#### [Challenge]
Find the string "JSON" in the entries and copy each line that has it.

***** Raw records

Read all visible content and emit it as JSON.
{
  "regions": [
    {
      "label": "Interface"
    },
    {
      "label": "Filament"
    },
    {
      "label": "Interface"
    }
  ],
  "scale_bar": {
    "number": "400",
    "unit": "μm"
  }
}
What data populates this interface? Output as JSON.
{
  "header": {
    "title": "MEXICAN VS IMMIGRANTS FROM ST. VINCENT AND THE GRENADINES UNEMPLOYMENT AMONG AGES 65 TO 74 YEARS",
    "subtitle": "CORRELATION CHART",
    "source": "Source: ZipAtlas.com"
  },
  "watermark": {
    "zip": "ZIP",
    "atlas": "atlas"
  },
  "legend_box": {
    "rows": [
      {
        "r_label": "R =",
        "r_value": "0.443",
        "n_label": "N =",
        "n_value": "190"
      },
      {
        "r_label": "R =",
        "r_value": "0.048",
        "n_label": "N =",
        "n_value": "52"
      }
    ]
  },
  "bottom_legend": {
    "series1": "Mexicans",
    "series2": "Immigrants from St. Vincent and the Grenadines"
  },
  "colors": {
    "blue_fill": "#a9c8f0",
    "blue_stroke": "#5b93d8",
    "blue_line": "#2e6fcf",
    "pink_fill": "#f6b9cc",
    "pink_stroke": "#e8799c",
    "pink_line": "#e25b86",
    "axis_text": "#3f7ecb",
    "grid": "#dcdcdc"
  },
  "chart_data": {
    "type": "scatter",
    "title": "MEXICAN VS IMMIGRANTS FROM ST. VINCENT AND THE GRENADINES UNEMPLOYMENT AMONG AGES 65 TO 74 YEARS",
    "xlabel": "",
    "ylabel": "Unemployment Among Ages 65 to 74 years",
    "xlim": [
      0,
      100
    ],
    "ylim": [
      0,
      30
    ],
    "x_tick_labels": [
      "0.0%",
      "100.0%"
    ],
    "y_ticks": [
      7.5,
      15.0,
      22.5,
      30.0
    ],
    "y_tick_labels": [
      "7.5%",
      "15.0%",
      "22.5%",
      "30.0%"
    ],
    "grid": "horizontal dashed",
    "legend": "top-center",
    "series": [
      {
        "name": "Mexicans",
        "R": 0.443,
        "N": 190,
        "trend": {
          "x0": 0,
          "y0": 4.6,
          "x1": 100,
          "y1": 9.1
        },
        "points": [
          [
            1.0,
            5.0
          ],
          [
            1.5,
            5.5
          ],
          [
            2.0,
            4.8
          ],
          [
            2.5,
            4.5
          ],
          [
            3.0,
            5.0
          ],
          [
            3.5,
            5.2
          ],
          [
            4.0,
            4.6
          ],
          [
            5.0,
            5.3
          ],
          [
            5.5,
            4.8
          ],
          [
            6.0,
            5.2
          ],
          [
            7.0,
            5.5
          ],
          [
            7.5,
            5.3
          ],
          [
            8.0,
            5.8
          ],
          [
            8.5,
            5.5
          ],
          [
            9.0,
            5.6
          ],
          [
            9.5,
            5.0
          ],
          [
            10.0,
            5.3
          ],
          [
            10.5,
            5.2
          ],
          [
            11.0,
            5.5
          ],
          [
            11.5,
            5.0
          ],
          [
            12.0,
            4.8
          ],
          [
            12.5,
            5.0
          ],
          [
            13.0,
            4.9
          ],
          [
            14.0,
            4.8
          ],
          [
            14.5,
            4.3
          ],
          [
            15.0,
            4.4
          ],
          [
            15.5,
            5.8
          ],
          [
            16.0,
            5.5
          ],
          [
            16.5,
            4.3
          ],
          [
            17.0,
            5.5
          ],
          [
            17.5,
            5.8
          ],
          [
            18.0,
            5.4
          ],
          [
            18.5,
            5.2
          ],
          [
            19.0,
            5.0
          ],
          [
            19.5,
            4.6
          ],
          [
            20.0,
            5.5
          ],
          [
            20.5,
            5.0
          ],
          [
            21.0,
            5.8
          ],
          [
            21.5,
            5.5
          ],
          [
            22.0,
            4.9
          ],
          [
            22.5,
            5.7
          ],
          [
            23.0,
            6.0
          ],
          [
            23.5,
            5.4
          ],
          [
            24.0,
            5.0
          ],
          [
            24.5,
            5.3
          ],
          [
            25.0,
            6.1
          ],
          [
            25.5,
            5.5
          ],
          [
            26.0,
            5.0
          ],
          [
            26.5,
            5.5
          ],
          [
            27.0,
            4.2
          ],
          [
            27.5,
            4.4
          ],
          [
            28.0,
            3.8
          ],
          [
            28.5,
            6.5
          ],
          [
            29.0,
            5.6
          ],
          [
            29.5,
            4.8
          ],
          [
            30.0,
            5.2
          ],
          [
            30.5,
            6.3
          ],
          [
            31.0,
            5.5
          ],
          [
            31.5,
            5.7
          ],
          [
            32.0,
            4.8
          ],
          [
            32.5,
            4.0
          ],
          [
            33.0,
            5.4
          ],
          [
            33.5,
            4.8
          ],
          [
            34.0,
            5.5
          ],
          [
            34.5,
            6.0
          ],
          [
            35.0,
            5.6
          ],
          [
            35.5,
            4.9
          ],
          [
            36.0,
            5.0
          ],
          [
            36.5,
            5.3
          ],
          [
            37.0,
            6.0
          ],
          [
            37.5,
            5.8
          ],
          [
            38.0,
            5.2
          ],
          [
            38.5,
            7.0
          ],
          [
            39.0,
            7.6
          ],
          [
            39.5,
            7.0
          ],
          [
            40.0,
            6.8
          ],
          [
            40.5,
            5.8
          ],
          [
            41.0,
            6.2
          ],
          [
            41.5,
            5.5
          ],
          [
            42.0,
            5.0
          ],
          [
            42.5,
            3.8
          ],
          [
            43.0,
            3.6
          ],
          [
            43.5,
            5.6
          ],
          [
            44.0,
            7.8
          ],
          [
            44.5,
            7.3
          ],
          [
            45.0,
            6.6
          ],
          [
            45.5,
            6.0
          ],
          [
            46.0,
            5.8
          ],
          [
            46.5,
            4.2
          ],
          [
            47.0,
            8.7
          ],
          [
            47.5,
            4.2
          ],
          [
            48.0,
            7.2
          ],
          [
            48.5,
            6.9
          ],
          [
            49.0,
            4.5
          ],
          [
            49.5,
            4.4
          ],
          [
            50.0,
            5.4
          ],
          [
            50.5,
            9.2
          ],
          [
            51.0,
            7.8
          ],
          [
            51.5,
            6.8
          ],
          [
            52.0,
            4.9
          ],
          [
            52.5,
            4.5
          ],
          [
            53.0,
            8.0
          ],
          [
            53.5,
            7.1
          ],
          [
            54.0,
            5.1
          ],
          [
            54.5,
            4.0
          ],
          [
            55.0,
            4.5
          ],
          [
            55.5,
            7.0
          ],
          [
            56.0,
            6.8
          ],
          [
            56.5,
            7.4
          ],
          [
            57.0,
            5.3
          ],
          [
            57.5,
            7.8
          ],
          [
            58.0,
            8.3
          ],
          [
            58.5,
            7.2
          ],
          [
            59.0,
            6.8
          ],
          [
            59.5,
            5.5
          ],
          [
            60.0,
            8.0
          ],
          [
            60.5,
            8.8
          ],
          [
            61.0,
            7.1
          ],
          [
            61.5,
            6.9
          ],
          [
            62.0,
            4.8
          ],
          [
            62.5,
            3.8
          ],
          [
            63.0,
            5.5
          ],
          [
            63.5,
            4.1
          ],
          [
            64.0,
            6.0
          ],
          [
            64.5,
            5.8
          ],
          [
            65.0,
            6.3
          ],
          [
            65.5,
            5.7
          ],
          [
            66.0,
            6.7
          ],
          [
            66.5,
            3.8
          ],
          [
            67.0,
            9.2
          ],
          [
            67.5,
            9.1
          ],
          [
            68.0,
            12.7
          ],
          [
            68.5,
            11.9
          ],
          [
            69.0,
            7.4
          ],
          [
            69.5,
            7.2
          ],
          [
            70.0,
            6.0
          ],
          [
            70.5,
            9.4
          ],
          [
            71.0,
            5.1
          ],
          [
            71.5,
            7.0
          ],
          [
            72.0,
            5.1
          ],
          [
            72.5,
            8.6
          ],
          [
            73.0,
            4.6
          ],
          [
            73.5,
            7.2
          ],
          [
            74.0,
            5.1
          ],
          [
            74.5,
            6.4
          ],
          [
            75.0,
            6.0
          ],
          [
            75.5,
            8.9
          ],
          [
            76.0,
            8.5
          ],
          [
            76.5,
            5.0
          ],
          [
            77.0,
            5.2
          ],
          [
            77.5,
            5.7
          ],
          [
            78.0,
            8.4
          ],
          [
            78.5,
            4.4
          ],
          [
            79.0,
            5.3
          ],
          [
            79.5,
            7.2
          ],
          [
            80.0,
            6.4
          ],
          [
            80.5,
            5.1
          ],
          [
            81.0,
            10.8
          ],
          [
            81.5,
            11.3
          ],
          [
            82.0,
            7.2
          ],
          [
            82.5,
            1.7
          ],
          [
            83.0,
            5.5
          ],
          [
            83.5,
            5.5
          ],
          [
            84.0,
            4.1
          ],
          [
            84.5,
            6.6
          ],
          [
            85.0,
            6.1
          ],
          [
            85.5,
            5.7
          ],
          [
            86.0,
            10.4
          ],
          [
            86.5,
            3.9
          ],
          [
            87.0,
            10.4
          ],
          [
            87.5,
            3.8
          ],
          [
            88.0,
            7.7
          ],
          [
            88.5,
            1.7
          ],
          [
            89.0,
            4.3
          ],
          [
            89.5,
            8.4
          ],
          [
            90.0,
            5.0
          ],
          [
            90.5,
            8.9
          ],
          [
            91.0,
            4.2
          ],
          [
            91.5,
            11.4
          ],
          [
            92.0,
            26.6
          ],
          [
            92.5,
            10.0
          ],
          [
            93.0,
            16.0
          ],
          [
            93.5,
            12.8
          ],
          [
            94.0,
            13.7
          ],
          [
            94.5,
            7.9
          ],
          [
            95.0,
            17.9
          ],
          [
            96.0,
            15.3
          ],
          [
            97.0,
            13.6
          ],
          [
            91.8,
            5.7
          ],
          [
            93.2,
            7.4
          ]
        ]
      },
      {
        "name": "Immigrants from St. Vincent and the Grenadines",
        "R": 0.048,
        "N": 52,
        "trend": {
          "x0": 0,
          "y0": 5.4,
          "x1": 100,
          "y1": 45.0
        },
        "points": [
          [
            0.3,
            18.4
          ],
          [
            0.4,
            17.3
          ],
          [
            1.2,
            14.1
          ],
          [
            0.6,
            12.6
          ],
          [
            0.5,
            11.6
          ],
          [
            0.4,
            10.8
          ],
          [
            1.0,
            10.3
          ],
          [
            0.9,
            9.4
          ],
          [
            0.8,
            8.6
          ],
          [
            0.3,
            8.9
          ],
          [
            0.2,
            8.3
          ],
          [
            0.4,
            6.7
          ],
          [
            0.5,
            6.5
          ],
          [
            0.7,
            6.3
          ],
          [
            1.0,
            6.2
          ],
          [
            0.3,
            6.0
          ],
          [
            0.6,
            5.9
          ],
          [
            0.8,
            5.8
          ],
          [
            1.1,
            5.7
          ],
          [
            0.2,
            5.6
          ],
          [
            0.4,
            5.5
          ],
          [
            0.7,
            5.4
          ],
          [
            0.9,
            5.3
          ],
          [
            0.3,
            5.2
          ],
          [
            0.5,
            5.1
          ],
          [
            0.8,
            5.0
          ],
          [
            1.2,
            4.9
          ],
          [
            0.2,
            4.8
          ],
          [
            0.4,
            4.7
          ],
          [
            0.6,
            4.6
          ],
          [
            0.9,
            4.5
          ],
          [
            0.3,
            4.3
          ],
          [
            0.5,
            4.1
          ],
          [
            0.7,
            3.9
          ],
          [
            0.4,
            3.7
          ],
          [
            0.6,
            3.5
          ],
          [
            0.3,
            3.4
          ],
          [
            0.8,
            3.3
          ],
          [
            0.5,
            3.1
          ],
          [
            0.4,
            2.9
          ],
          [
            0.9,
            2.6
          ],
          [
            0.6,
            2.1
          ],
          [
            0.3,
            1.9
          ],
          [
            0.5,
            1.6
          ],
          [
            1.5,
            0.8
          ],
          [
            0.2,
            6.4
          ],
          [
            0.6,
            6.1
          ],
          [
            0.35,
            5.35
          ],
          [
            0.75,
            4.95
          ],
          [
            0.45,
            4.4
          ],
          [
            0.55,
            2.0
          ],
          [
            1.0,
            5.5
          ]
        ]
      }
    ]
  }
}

**********

#### [Response to the exercise]
Read all visible content and emit it as JSON.
What data populates this interface? Output as JSON.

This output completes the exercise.